# Task requirements
Output the data word for word, dropping every image.
--- begin ---
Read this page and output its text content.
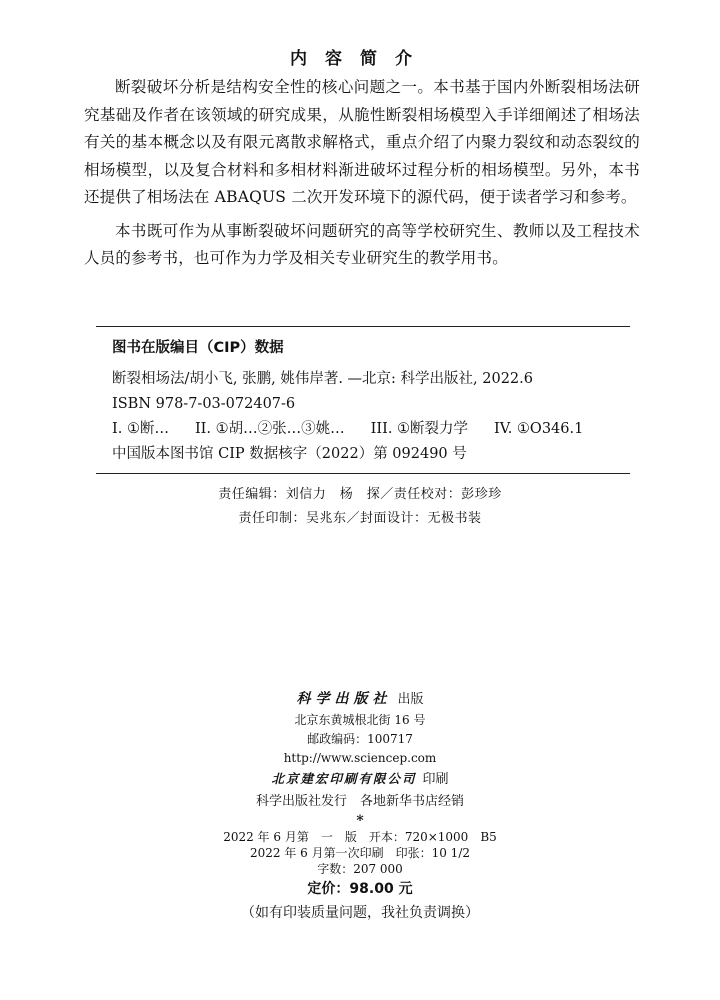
内容简介

断裂破坏分析是结构安全性的核心问题之一。本书基于国内外断裂相场法研究基础及作者在该领域的研究成果，从脆性断裂相场模型入手详细阐述了相场法有关的基本概念以及有限元离散求解格式，重点介绍了内聚力裂纹和动态裂纹的相场模型，以及复合材料和多相材料渐进破坏过程分析的相场模型。另外，本书还提供了相场法在 ABAQUS 二次开发环境下的源代码，便于读者学习和参考。

本书既可作为从事断裂破坏问题研究的高等学校研究生、教师以及工程技术人员的参考书，也可作为力学及相关专业研究生的教学用书。

图书在版编目（CIP）数据
断裂相场法/胡小飞, 张鹏, 姚伟岸著. —北京: 科学出版社, 2022.6
ISBN 978-7-03-072407-6
I. ①断… II. ①胡…②张…③姚… III. ①断裂力学 IV. ①O346.1
中国版本图书馆 CIP 数据核字（2022）第 092490 号
责任编辑：刘信力　杨　探／责任校对：彭珍珍
责任印制：吴兆东／封面设计：无极书装
科学出版社 出版
北京东黄城根北街 16 号
邮政编码：100717
http://www.sciencep.com
北京建宏印刷有限公司 印刷
科学出版社发行　各地新华书店经销
*
2022 年 6 月第　一　版　开本：720×1000　B5
2022 年 6 月第一次印刷　印张：10 1/2
字数：207 000
定价：98.00 元
（如有印装质量问题，我社负责调换）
--- end ---
# The answer
Read this page and output its text content.
内容简介

断裂破坏分析是结构安全性的核心问题之一。本书基于国内外断裂相场法研究基础及作者在该领域的研究成果，从脆性断裂相场模型入手详细阐述了相场法有关的基本概念以及有限元离散求解格式，重点介绍了内聚力裂纹和动态裂纹的相场模型，以及复合材料和多相材料渐进破坏过程分析的相场模型。另外，本书还提供了相场法在 ABAQUS 二次开发环境下的源代码，便于读者学习和参考。

本书既可作为从事断裂破坏问题研究的高等学校研究生、教师以及工程技术人员的参考书，也可作为力学及相关专业研究生的教学用书。

图书在版编目（CIP）数据
断裂相场法/胡小飞, 张鹏, 姚伟岸著. —北京: 科学出版社, 2022.6
ISBN 978-7-03-072407-6
I. ①断… II. ①胡…②张…③姚… III. ①断裂力学 IV. ①O346.1
中国版本图书馆 CIP 数据核字（2022）第 092490 号
责任编辑：刘信力　杨　探／责任校对：彭珍珍
责任印制：吴兆东／封面设计：无极书装
科学出版社 出版
北京东黄城根北街 16 号
邮政编码：100717
http://www.sciencep.com
北京建宏印刷有限公司 印刷
科学出版社发行　各地新华书店经销
*
2022 年 6 月第　一　版　开本：720×1000　B5
2022 年 6 月第一次印刷　印张：10 1/2
字数：207 000
定价：98.00 元
（如有印装质量问题，我社负责调换）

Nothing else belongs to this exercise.